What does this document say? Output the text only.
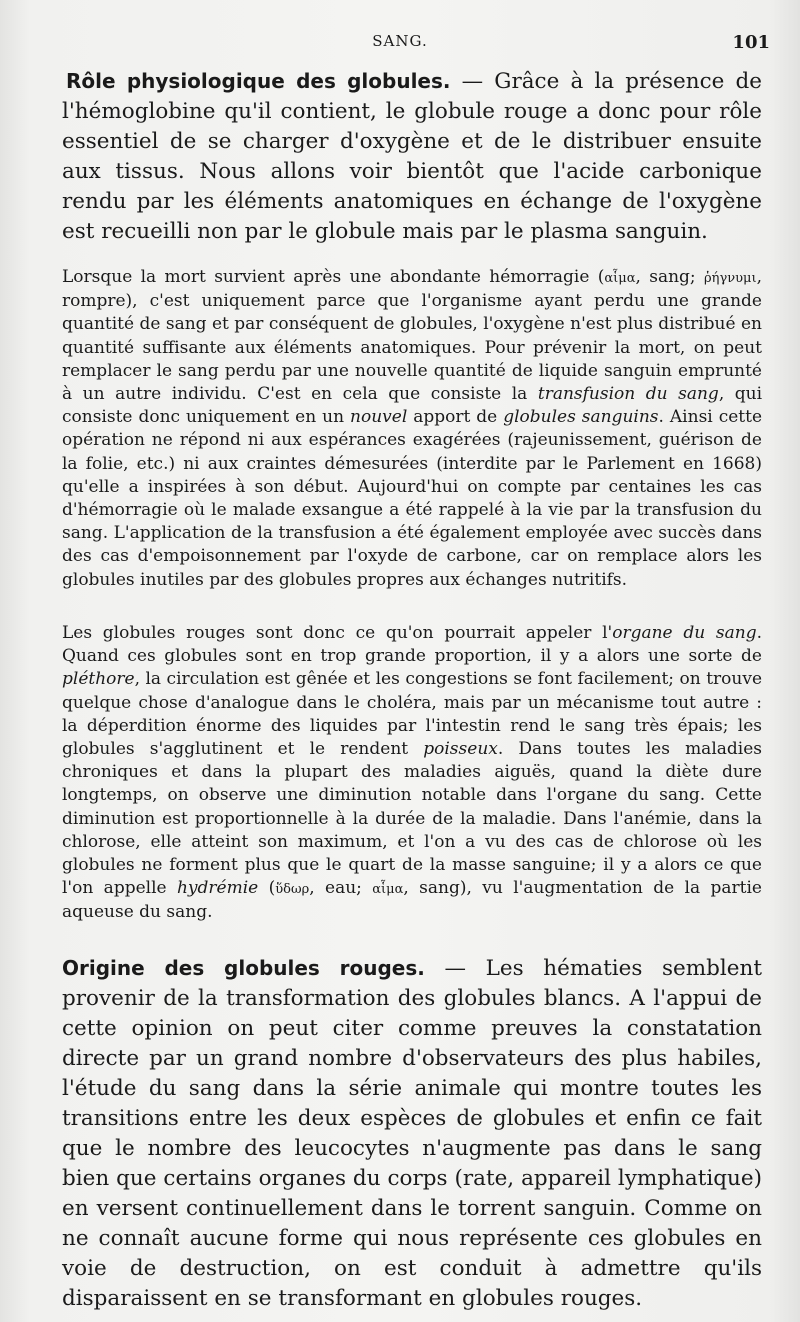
SANG.	101

Rôle physiologique des globules. — Grâce à la présence de l'hémoglobine qu'il contient, le globule rouge a donc pour rôle essentiel de se charger d'oxygène et de le distribuer ensuite aux tissus. Nous allons voir bientôt que l'acide carbonique rendu par les éléments anatomiques en échange de l'oxygène est recueilli non par le globule mais par le plasma sanguin.

Lorsque la mort survient après une abondante hémorragie (αἷμα, sang; ῥήγνυμι, rompre), c'est uniquement parce que l'organisme ayant perdu une grande quantité de sang et par conséquent de globules, l'oxygène n'est plus distribué en quantité suffisante aux éléments anatomiques. Pour prévenir la mort, on peut remplacer le sang perdu par une nouvelle quantité de liquide sanguin emprunté à un autre individu. C'est en cela que consiste la transfusion du sang, qui consiste donc uniquement en un nouvel apport de globules sanguins. Ainsi cette opération ne répond ni aux espérances exagérées (rajeunissement, guérison de la folie, etc.) ni aux craintes démesurées (interdite par le Parlement en 1668) qu'elle a inspirées à son début. Aujourd'hui on compte par centaines les cas d'hémorragie où le malade exsangue a été rappelé à la vie par la transfusion du sang. L'application de la transfusion a été également employée avec succès dans des cas d'empoisonnement par l'oxyde de carbone, car on remplace alors les globules inutiles par des globules propres aux échanges nutritifs.

Les globules rouges sont donc ce qu'on pourrait appeler l'organe du sang. Quand ces globules sont en trop grande proportion, il y a alors une sorte de pléthore, la circulation est gênée et les congestions se font facilement; on trouve quelque chose d'analogue dans le choléra, mais par un mécanisme tout autre : la déperdition énorme des liquides par l'intestin rend le sang très épais; les globules s'agglutinent et le rendent poisseux. Dans toutes les maladies chroniques et dans la plupart des maladies aiguës, quand la diète dure longtemps, on observe une diminution notable dans l'organe du sang. Cette diminution est proportionnelle à la durée de la maladie. Dans l'anémie, dans la chlorose, elle atteint son maximum, et l'on a vu des cas de chlorose où les globules ne forment plus que le quart de la masse sanguine; il y a alors ce que l'on appelle hydrémie (ὕδωρ, eau; αἷμα, sang), vu l'augmentation de la partie aqueuse du sang.

Origine des globules rouges. — Les hématies semblent provenir de la transformation des globules blancs. A l'appui de cette opinion on peut citer comme preuves la constatation directe par un grand nombre d'observateurs des plus habiles, l'étude du sang dans la série animale qui montre toutes les transitions entre les deux espèces de globules et enfin ce fait que le nombre des leucocytes n'augmente pas dans le sang bien que certains organes du corps (rate, appareil lymphatique) en versent continuellement dans le torrent sanguin. Comme on ne connaît aucune forme qui nous représente ces globules en voie de destruction, on est conduit à admettre qu'ils disparaissent en se transformant en globules rouges.
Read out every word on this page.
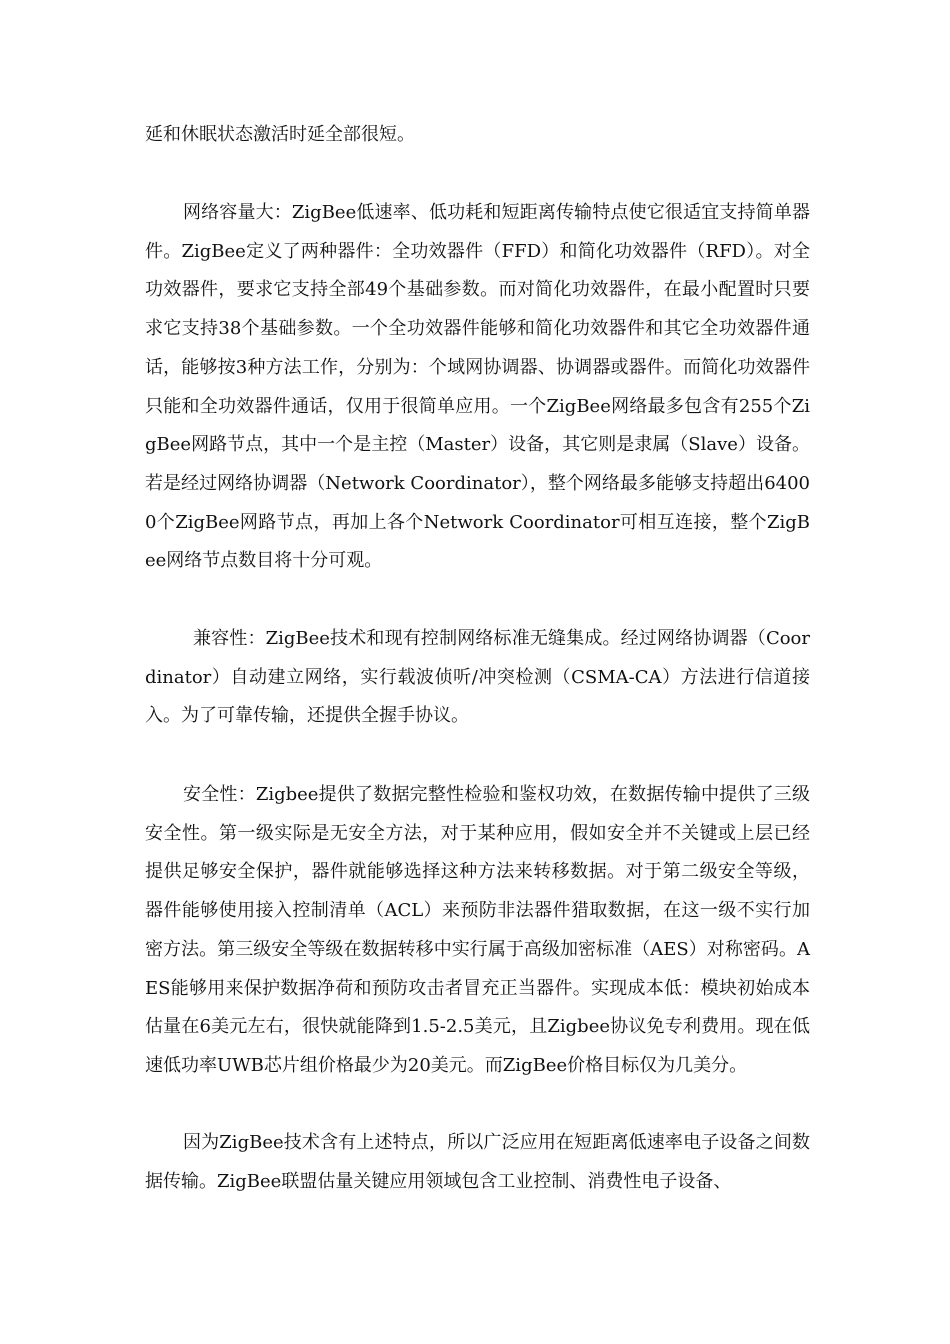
延和休眠状态激活时延全部很短。

网络容量大：ZigBee低速率、低功耗和短距离传输特点使它很适宜支持简单器件。ZigBee定义了两种器件：全功效器件（FFD）和简化功效器件（RFD）。对全功效器件，要求它支持全部49个基础参数。而对简化功效器件，在最小配置时只要求它支持38个基础参数。一个全功效器件能够和简化功效器件和其它全功效器件通话，能够按3种方法工作，分别为：个域网协调器、协调器或器件。而简化功效器件只能和全功效器件通话，仅用于很简单应用。一个ZigBee网络最多包含有255个ZigBee网路节点，其中一个是主控（Master）设备，其它则是隶属（Slave）设备。若是经过网络协调器（Network Coordinator），整个网络最多能够支持超出64000个ZigBee网路节点，再加上各个Network Coordinator可相互连接，整个ZigBee网络节点数目将十分可观。

兼容性：ZigBee技术和现有控制网络标准无缝集成。经过网络协调器（Coordinator）自动建立网络，实行载波侦听/冲突检测（CSMA-CA）方法进行信道接入。为了可靠传输，还提供全握手协议。

安全性：Zigbee提供了数据完整性检验和鉴权功效，在数据传输中提供了三级安全性。第一级实际是无安全方法，对于某种应用，假如安全并不关键或上层已经提供足够安全保护，器件就能够选择这种方法来转移数据。对于第二级安全等级，器件能够使用接入控制清单（ACL）来预防非法器件猎取数据，在这一级不实行加密方法。第三级安全等级在数据转移中实行属于高级加密标准（AES）对称密码。AES能够用来保护数据净荷和预防攻击者冒充正当器件。实现成本低：模块初始成本估量在6美元左右，很快就能降到1.5-2.5美元，且Zigbee协议免专利费用。现在低速低功率UWB芯片组价格最少为20美元。而ZigBee价格目标仅为几美分。

因为ZigBee技术含有上述特点，所以广泛应用在短距离低速率电子设备之间数据传输。ZigBee联盟估量关键应用领域包含工业控制、消费性电子设备、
——
Work to complete → Write only the number of lines that include "this".

Response → 2